→ **INFORMATION SUPPLIED**
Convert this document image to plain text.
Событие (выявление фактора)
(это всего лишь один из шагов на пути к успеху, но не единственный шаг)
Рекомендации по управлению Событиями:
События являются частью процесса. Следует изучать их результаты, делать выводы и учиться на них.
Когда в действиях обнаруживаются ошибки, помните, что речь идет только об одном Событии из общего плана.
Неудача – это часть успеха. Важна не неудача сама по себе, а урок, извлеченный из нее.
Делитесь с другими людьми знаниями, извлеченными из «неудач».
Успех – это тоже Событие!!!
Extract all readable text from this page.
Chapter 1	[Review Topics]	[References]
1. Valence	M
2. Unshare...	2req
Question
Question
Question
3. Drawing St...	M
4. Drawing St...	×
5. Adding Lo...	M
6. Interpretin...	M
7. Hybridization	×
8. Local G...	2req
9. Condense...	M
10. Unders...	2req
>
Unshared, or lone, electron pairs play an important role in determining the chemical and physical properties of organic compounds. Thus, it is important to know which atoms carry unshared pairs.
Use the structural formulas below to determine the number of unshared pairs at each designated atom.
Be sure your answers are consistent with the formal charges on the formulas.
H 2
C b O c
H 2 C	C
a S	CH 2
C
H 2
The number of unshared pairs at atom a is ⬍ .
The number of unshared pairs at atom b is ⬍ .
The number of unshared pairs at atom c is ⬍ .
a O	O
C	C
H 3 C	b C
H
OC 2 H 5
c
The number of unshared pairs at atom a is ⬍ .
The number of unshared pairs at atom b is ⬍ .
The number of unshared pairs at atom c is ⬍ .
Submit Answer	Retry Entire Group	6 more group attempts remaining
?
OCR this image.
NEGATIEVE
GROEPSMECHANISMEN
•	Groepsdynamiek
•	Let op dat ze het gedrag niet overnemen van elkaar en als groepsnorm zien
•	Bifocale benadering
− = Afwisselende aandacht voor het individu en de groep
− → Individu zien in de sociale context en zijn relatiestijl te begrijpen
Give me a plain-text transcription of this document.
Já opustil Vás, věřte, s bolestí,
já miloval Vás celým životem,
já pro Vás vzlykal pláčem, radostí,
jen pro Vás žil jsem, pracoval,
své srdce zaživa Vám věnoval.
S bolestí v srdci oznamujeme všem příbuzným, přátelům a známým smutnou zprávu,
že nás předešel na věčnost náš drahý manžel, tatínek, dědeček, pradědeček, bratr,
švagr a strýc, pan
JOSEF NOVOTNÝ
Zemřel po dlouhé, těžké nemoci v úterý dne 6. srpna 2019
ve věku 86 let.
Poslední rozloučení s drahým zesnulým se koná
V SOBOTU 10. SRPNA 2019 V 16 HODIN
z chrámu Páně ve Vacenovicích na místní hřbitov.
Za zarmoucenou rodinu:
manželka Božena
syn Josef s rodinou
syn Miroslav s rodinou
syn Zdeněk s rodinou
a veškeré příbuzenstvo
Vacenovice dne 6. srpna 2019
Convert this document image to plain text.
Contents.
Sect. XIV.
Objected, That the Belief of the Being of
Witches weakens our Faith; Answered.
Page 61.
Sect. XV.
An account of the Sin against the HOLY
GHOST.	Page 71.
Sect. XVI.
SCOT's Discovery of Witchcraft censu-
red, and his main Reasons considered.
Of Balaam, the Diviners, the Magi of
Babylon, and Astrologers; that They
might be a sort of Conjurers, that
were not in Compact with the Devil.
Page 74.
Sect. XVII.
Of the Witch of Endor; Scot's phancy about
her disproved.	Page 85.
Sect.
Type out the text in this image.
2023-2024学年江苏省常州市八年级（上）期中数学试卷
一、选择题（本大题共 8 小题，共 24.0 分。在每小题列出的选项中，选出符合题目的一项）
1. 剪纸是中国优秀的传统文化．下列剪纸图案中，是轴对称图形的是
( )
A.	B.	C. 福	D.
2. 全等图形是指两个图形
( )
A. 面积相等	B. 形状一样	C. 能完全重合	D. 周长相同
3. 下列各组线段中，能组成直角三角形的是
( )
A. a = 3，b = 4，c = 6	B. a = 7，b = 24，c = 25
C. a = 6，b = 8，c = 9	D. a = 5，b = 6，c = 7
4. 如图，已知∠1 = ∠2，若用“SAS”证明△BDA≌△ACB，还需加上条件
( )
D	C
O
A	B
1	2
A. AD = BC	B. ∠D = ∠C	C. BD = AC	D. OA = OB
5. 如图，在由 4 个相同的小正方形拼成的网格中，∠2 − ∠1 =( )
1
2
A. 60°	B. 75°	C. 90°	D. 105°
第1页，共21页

→ **OBJECTIVE**
From the listing, copy each line containing the word "rodinou".

→ **PROBLEM SOLUTION**
syn Josef s rodinou
syn Miroslav s rodinou
syn Zdeněk s rodinou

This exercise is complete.